#### WRITTEN TASK:
Copy out every record below, word for word.

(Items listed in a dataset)
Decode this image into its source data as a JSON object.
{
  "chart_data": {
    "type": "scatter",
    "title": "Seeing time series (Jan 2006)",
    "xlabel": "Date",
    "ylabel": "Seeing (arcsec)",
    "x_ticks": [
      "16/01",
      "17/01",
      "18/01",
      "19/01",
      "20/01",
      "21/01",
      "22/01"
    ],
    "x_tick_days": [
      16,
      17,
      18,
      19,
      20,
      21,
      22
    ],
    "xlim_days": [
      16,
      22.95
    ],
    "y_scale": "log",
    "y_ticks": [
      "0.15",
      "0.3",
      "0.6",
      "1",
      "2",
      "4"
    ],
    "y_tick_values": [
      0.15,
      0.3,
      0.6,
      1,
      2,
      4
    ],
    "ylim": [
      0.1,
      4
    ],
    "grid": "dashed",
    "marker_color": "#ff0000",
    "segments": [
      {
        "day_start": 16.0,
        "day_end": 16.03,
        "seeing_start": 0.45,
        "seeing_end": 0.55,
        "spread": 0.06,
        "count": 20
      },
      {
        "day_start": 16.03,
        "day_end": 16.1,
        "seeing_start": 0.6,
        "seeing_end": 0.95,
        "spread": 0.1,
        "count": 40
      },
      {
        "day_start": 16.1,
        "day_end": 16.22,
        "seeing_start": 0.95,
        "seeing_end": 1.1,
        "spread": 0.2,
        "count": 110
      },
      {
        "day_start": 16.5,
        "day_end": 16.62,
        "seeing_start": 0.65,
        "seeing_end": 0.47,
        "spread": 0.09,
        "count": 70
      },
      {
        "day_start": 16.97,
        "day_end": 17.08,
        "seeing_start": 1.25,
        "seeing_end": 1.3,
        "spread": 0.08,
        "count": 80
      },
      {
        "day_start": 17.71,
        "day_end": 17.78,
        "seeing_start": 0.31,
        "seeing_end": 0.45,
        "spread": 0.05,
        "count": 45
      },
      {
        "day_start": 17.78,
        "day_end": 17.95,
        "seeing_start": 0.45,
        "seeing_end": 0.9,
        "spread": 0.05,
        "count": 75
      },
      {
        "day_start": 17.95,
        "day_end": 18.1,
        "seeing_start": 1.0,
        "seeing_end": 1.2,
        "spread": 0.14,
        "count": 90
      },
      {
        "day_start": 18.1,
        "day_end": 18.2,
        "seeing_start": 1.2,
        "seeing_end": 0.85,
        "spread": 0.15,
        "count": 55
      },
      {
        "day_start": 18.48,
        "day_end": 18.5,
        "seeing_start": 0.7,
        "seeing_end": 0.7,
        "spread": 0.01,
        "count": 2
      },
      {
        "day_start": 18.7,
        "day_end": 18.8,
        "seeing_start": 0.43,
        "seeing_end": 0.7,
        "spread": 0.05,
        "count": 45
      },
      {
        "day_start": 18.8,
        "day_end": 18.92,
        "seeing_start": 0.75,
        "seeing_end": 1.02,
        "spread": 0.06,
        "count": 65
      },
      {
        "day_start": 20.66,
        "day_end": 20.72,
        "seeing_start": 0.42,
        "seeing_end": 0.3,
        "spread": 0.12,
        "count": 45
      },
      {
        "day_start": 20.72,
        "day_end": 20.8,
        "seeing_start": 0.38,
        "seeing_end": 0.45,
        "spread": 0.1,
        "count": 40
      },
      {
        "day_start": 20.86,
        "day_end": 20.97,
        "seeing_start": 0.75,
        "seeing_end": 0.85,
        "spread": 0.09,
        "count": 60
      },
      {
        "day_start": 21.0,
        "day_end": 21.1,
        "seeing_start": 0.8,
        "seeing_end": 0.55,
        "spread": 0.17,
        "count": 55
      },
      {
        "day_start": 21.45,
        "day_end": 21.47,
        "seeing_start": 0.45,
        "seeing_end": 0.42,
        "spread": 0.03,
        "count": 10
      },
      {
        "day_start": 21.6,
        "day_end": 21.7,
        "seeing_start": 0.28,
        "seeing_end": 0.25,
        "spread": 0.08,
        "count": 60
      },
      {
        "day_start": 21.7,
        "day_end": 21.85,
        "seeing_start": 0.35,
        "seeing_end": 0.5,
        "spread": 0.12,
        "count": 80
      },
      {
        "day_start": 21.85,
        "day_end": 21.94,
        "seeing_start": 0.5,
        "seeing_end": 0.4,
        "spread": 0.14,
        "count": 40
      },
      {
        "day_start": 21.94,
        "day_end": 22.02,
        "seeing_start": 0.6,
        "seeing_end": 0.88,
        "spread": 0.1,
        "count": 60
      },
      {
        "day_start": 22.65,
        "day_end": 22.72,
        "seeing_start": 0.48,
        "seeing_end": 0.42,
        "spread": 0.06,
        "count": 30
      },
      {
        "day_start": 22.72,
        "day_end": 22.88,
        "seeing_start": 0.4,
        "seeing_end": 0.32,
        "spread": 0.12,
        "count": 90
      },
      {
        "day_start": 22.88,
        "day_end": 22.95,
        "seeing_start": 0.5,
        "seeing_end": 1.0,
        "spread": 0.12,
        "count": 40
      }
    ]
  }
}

#### THE REPLY:
Decode this image into its source data as a JSON object.
{
  "chart_data": {
    "type": "scatter",
    "title": "Seeing time series (Jan 2006)",
    "xlabel": "Date",
    "ylabel": "Seeing (arcsec)",
    "x_ticks": [
      "16/01",
      "17/01",
      "18/01",
      "19/01",
      "20/01",
      "21/01",
      "22/01"
    ],
    "x_tick_days": [
      16,
      17,
      18,
      19,
      20,
      21,
      22
    ],
    "xlim_days": [
      16,
      22.95
    ],
    "y_scale": "log",
    "y_ticks": [
      "0.15",
      "0.3",
      "0.6",
      "1",
      "2",
      "4"
    ],
    "y_tick_values": [
      0.15,
      0.3,
      0.6,
      1,
      2,
      4
    ],
    "ylim": [
      0.1,
      4
    ],
    "grid": "dashed",
    "marker_color": "#ff0000",
    "segments": [
      {
        "day_start": 16.0,
        "day_end": 16.03,
        "seeing_start": 0.45,
        "seeing_end": 0.55,
        "spread": 0.06,
        "count": 20
      },
      {
        "day_start": 16.03,
        "day_end": 16.1,
        "seeing_start": 0.6,
        "seeing_end": 0.95,
        "spread": 0.1,
        "count": 40
      },
      {
        "day_start": 16.1,
        "day_end": 16.22,
        "seeing_start": 0.95,
        "seeing_end": 1.1,
        "spread": 0.2,
        "count": 110
      },
      {
        "day_start": 16.5,
        "day_end": 16.62,
        "seeing_start": 0.65,
        "seeing_end": 0.47,
        "spread": 0.09,
        "count": 70
      },
      {
        "day_start": 16.97,
        "day_end": 17.08,
        "seeing_start": 1.25,
        "seeing_end": 1.3,
        "spread": 0.08,
        "count": 80
      },
      {
        "day_start": 17.71,
        "day_end": 17.78,
        "seeing_start": 0.31,
        "seeing_end": 0.45,
        "spread": 0.05,
        "count": 45
      },
      {
        "day_start": 17.78,
        "day_end": 17.95,
        "seeing_start": 0.45,
        "seeing_end": 0.9,
        "spread": 0.05,
        "count": 75
      },
      {
        "day_start": 17.95,
        "day_end": 18.1,
        "seeing_start": 1.0,
        "seeing_end": 1.2,
        "spread": 0.14,
        "count": 90
      },
      {
        "day_start": 18.1,
        "day_end": 18.2,
        "seeing_start": 1.2,
        "seeing_end": 0.85,
        "spread": 0.15,
        "count": 55
      },
      {
        "day_start": 18.48,
        "day_end": 18.5,
        "seeing_start": 0.7,
        "seeing_end": 0.7,
        "spread": 0.01,
        "count": 2
      },
      {
        "day_start": 18.7,
        "day_end": 18.8,
        "seeing_start": 0.43,
        "seeing_end": 0.7,
        "spread": 0.05,
        "count": 45
      },
      {
        "day_start": 18.8,
        "day_end": 18.92,
        "seeing_start": 0.75,
        "seeing_end": 1.02,
        "spread": 0.06,
        "count": 65
      },
      {
        "day_start": 20.66,
        "day_end": 20.72,
        "seeing_start": 0.42,
        "seeing_end": 0.3,
        "spread": 0.12,
        "count": 45
      },
      {
        "day_start": 20.72,
        "day_end": 20.8,
        "seeing_start": 0.38,
        "seeing_end": 0.45,
        "spread": 0.1,
        "count": 40
      },
      {
        "day_start": 20.86,
        "day_end": 20.97,
        "seeing_start": 0.75,
        "seeing_end": 0.85,
        "spread": 0.09,
        "count": 60
      },
      {
        "day_start": 21.0,
        "day_end": 21.1,
        "seeing_start": 0.8,
        "seeing_end": 0.55,
        "spread": 0.17,
        "count": 55
      },
      {
        "day_start": 21.45,
        "day_end": 21.47,
        "seeing_start": 0.45,
        "seeing_end": 0.42,
        "spread": 0.03,
        "count": 10
      },
      {
        "day_start": 21.6,
        "day_end": 21.7,
        "seeing_start": 0.28,
        "seeing_end": 0.25,
        "spread": 0.08,
        "count": 60
      },
      {
        "day_start": 21.7,
        "day_end": 21.85,
        "seeing_start": 0.35,
        "seeing_end": 0.5,
        "spread": 0.12,
        "count": 80
      },
      {
        "day_start": 21.85,
        "day_end": 21.94,
        "seeing_start": 0.5,
        "seeing_end": 0.4,
        "spread": 0.14,
        "count": 40
      },
      {
        "day_start": 21.94,
        "day_end": 22.02,
        "seeing_start": 0.6,
        "seeing_end": 0.88,
        "spread": 0.1,
        "count": 60
      },
      {
        "day_start": 22.65,
        "day_end": 22.72,
        "seeing_start": 0.48,
        "seeing_end": 0.42,
        "spread": 0.06,
        "count": 30
      },
      {
        "day_start": 22.72,
        "day_end": 22.88,
        "seeing_start": 0.4,
        "seeing_end": 0.32,
        "spread": 0.12,
        "count": 90
      },
      {
        "day_start": 22.88,
        "day_end": 22.95,
        "seeing_start": 0.5,
        "seeing_end": 1.0,
        "spread": 0.12,
        "count": 40
      }
    ]
  }
}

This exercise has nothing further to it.